## THE REQUEST
Copy out, exactly as written, only the line containing "Read out every word on this page." and the lines after it through the end of the records.
##### PROVIDED INFORMATION
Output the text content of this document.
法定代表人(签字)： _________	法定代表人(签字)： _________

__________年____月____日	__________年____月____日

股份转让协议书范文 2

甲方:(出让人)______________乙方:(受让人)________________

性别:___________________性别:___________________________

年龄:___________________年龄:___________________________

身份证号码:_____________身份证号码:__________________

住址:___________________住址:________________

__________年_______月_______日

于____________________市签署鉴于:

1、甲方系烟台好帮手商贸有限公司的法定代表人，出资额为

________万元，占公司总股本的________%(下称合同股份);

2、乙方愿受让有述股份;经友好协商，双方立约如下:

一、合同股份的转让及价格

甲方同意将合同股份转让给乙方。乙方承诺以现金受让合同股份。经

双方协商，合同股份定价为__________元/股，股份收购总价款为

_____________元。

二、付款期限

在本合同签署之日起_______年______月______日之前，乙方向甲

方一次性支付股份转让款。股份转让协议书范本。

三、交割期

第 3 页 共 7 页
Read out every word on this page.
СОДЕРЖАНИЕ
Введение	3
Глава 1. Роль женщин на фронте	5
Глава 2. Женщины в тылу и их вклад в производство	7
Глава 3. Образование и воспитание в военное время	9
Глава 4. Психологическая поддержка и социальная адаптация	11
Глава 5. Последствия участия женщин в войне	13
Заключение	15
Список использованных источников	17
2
##########
## ANSWER
Read out every word on this page.
СОДЕРЖАНИЕ
Введение	3
Глава 1. Роль женщин на фронте	5
Глава 2. Женщины в тылу и их вклад в производство	7
Глава 3. Образование и воспитание в военное время	9
Глава 4. Психологическая поддержка и социальная адаптация	11
Глава 5. Последствия участия женщин в войне	13
Заключение	15
Список использованных источников	17
2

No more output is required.